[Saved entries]
########

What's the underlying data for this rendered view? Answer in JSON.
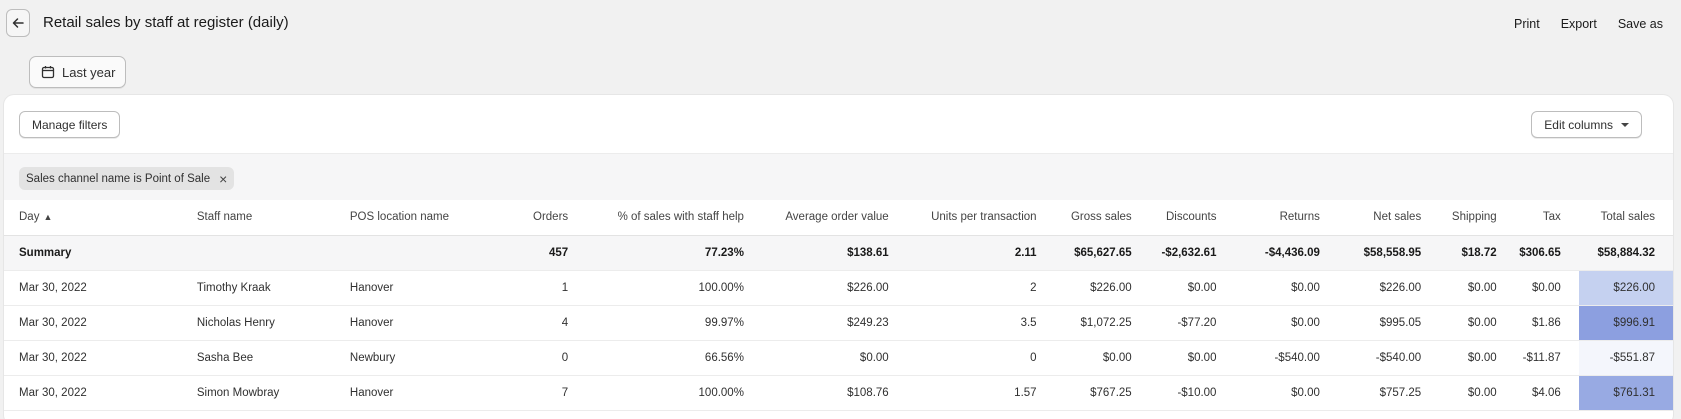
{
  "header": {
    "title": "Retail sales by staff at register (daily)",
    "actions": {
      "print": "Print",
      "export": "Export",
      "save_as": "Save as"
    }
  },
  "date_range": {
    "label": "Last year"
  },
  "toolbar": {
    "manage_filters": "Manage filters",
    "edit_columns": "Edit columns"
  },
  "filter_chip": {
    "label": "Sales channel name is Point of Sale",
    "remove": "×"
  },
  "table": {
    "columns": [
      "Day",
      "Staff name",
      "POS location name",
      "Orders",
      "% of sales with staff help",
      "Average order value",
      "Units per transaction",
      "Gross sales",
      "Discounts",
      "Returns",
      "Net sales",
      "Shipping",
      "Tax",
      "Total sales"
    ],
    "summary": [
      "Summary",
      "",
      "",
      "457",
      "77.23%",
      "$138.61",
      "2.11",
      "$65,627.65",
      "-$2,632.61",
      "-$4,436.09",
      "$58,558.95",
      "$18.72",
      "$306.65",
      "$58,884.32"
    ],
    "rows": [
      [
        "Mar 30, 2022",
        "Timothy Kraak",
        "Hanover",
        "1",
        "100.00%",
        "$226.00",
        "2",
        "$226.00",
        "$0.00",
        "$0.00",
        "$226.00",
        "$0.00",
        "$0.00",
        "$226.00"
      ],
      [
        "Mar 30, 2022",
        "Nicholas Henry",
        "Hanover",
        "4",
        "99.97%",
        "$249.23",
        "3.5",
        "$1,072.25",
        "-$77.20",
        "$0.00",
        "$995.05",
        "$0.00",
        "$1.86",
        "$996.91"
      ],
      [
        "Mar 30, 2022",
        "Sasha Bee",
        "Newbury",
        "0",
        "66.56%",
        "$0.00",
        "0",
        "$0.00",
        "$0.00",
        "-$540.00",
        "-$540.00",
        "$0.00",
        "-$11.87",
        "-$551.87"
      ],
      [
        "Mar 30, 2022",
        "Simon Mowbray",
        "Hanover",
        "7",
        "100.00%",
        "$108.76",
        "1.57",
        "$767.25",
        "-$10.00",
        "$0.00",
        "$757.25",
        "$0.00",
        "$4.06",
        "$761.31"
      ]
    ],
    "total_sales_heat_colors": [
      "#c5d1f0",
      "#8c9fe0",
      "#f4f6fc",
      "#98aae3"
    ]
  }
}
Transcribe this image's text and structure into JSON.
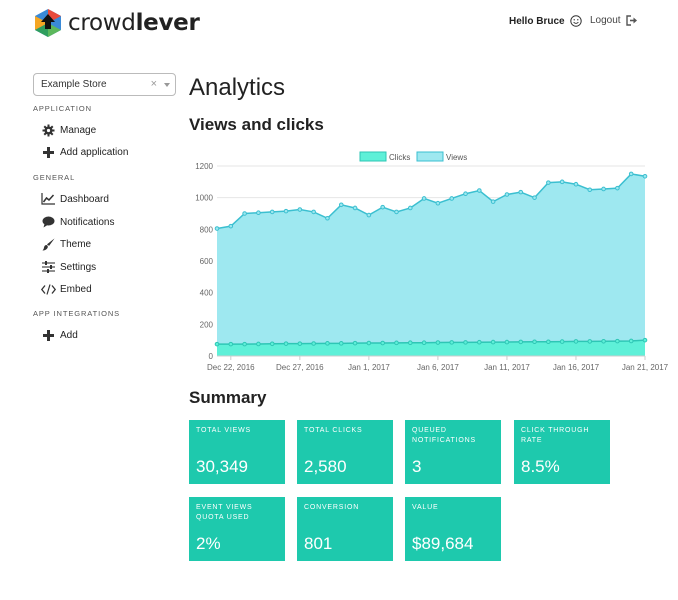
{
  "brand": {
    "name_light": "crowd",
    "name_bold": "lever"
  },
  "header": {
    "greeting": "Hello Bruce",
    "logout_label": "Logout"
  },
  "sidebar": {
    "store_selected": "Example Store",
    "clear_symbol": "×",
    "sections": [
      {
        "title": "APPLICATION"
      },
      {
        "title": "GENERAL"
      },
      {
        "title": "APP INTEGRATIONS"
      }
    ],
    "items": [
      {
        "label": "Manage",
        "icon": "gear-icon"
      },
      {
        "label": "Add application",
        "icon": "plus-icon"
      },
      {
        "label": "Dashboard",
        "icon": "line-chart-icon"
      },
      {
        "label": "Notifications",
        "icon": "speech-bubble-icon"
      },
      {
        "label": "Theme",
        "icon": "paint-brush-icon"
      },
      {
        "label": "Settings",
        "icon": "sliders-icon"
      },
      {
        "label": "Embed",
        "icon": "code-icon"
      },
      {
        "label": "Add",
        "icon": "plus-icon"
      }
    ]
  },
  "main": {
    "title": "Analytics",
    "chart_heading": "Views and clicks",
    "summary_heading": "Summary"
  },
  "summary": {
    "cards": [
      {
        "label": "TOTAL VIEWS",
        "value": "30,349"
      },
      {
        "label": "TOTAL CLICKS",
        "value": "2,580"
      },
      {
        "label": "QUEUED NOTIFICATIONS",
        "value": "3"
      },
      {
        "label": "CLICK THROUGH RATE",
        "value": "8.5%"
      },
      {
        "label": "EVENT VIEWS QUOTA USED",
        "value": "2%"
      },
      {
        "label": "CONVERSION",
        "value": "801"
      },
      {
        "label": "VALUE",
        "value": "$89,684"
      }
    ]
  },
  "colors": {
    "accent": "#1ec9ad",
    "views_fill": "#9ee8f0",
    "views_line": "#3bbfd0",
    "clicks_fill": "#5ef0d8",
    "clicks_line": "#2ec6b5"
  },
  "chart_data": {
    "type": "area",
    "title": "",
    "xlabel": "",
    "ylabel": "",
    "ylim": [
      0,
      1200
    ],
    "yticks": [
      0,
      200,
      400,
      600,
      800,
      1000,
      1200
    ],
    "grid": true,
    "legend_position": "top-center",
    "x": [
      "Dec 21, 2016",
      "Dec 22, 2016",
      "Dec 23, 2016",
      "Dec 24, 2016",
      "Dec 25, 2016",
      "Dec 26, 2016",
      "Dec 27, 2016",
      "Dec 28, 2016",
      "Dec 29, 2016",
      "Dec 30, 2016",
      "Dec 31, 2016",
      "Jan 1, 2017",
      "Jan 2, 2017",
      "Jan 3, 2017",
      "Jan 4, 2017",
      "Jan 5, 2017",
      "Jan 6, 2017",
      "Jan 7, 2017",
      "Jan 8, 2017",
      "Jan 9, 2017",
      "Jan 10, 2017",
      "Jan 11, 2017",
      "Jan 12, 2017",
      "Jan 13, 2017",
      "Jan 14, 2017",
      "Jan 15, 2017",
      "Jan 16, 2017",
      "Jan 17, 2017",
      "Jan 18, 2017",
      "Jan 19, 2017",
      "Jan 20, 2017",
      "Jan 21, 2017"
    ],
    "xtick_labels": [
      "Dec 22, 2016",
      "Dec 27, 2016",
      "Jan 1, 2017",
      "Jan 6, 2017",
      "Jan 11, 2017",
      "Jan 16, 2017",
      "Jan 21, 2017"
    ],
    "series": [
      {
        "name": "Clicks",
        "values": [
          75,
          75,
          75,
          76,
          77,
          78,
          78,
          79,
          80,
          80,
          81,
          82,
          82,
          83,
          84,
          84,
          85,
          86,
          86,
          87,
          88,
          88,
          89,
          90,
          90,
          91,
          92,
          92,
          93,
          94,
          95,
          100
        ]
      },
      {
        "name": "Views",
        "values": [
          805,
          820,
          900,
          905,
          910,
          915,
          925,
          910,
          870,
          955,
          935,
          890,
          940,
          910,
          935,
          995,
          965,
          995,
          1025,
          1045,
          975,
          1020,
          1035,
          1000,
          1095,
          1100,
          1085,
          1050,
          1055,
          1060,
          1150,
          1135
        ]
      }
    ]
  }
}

########

- _WHAT THE EXERCISE ASKS_
In this exercise, set down all of the data exactly, without the pictures.

- _FULL ANSWER_
What's the underlying data for this rendered view? Answer in JSON.
{
  "header": {
    "title": "Retail sales by staff at register (daily)",
    "actions": {
      "print": "Print",
      "export": "Export",
      "save_as": "Save as"
    }
  },
  "date_range": {
    "label": "Last year"
  },
  "toolbar": {
    "manage_filters": "Manage filters",
    "edit_columns": "Edit columns"
  },
  "filter_chip": {
    "label": "Sales channel name is Point of Sale",
    "remove": "×"
  },
  "table": {
    "columns": [
      "Day",
      "Staff name",
      "POS location name",
      "Orders",
      "% of sales with staff help",
      "Average order value",
      "Units per transaction",
      "Gross sales",
      "Discounts",
      "Returns",
      "Net sales",
      "Shipping",
      "Tax",
      "Total sales"
    ],
    "summary": [
      "Summary",
      "",
      "",
      "457",
      "77.23%",
      "$138.61",
      "2.11",
      "$65,627.65",
      "-$2,632.61",
      "-$4,436.09",
      "$58,558.95",
      "$18.72",
      "$306.65",
      "$58,884.32"
    ],
    "rows": [
      [
        "Mar 30, 2022",
        "Timothy Kraak",
        "Hanover",
        "1",
        "100.00%",
        "$226.00",
        "2",
        "$226.00",
        "$0.00",
        "$0.00",
        "$226.00",
        "$0.00",
        "$0.00",
        "$226.00"
      ],
      [
        "Mar 30, 2022",
        "Nicholas Henry",
        "Hanover",
        "4",
        "99.97%",
        "$249.23",
        "3.5",
        "$1,072.25",
        "-$77.20",
        "$0.00",
        "$995.05",
        "$0.00",
        "$1.86",
        "$996.91"
      ],
      [
        "Mar 30, 2022",
        "Sasha Bee",
        "Newbury",
        "0",
        "66.56%",
        "$0.00",
        "0",
        "$0.00",
        "$0.00",
        "-$540.00",
        "-$540.00",
        "$0.00",
        "-$11.87",
        "-$551.87"
      ],
      [
        "Mar 30, 2022",
        "Simon Mowbray",
        "Hanover",
        "7",
        "100.00%",
        "$108.76",
        "1.57",
        "$767.25",
        "-$10.00",
        "$0.00",
        "$757.25",
        "$0.00",
        "$4.06",
        "$761.31"
      ]
    ],
    "total_sales_heat_colors": [
      "#c5d1f0",
      "#8c9fe0",
      "#f4f6fc",
      "#98aae3"
    ]
  }
}
Transcribe this image's text and structure into JSON.
{
  "brand": {
    "name_light": "crowd",
    "name_bold": "lever"
  },
  "header": {
    "greeting": "Hello Bruce",
    "logout_label": "Logout"
  },
  "sidebar": {
    "store_selected": "Example Store",
    "clear_symbol": "×",
    "sections": [
      {
        "title": "APPLICATION"
      },
      {
        "title": "GENERAL"
      },
      {
        "title": "APP INTEGRATIONS"
      }
    ],
    "items": [
      {
        "label": "Manage",
        "icon": "gear-icon"
      },
      {
        "label": "Add application",
        "icon": "plus-icon"
      },
      {
        "label": "Dashboard",
        "icon": "line-chart-icon"
      },
      {
        "label": "Notifications",
        "icon": "speech-bubble-icon"
      },
      {
        "label": "Theme",
        "icon": "paint-brush-icon"
      },
      {
        "label": "Settings",
        "icon": "sliders-icon"
      },
      {
        "label": "Embed",
        "icon": "code-icon"
      },
      {
        "label": "Add",
        "icon": "plus-icon"
      }
    ]
  },
  "main": {
    "title": "Analytics",
    "chart_heading": "Views and clicks",
    "summary_heading": "Summary"
  },
  "summary": {
    "cards": [
      {
        "label": "TOTAL VIEWS",
        "value": "30,349"
      },
      {
        "label": "TOTAL CLICKS",
        "value": "2,580"
      },
      {
        "label": "QUEUED NOTIFICATIONS",
        "value": "3"
      },
      {
        "label": "CLICK THROUGH RATE",
        "value": "8.5%"
      },
      {
        "label": "EVENT VIEWS QUOTA USED",
        "value": "2%"
      },
      {
        "label": "CONVERSION",
        "value": "801"
      },
      {
        "label": "VALUE",
        "value": "$89,684"
      }
    ]
  },
  "colors": {
    "accent": "#1ec9ad",
    "views_fill": "#9ee8f0",
    "views_line": "#3bbfd0",
    "clicks_fill": "#5ef0d8",
    "clicks_line": "#2ec6b5"
  },
  "chart_data": {
    "type": "area",
    "title": "",
    "xlabel": "",
    "ylabel": "",
    "ylim": [
      0,
      1200
    ],
    "yticks": [
      0,
      200,
      400,
      600,
      800,
      1000,
      1200
    ],
    "grid": true,
    "legend_position": "top-center",
    "x": [
      "Dec 21, 2016",
      "Dec 22, 2016",
      "Dec 23, 2016",
      "Dec 24, 2016",
      "Dec 25, 2016",
      "Dec 26, 2016",
      "Dec 27, 2016",
      "Dec 28, 2016",
      "Dec 29, 2016",
      "Dec 30, 2016",
      "Dec 31, 2016",
      "Jan 1, 2017",
      "Jan 2, 2017",
      "Jan 3, 2017",
      "Jan 4, 2017",
      "Jan 5, 2017",
      "Jan 6, 2017",
      "Jan 7, 2017",
      "Jan 8, 2017",
      "Jan 9, 2017",
      "Jan 10, 2017",
      "Jan 11, 2017",
      "Jan 12, 2017",
      "Jan 13, 2017",
      "Jan 14, 2017",
      "Jan 15, 2017",
      "Jan 16, 2017",
      "Jan 17, 2017",
      "Jan 18, 2017",
      "Jan 19, 2017",
      "Jan 20, 2017",
      "Jan 21, 2017"
    ],
    "xtick_labels": [
      "Dec 22, 2016",
      "Dec 27, 2016",
      "Jan 1, 2017",
      "Jan 6, 2017",
      "Jan 11, 2017",
      "Jan 16, 2017",
      "Jan 21, 2017"
    ],
    "series": [
      {
        "name": "Clicks",
        "values": [
          75,
          75,
          75,
          76,
          77,
          78,
          78,
          79,
          80,
          80,
          81,
          82,
          82,
          83,
          84,
          84,
          85,
          86,
          86,
          87,
          88,
          88,
          89,
          90,
          90,
          91,
          92,
          92,
          93,
          94,
          95,
          100
        ]
      },
      {
        "name": "Views",
        "values": [
          805,
          820,
          900,
          905,
          910,
          915,
          925,
          910,
          870,
          955,
          935,
          890,
          940,
          910,
          935,
          995,
          965,
          995,
          1025,
          1045,
          975,
          1020,
          1035,
          1000,
          1095,
          1100,
          1085,
          1050,
          1055,
          1060,
          1150,
          1135
        ]
      }
    ]
  }
}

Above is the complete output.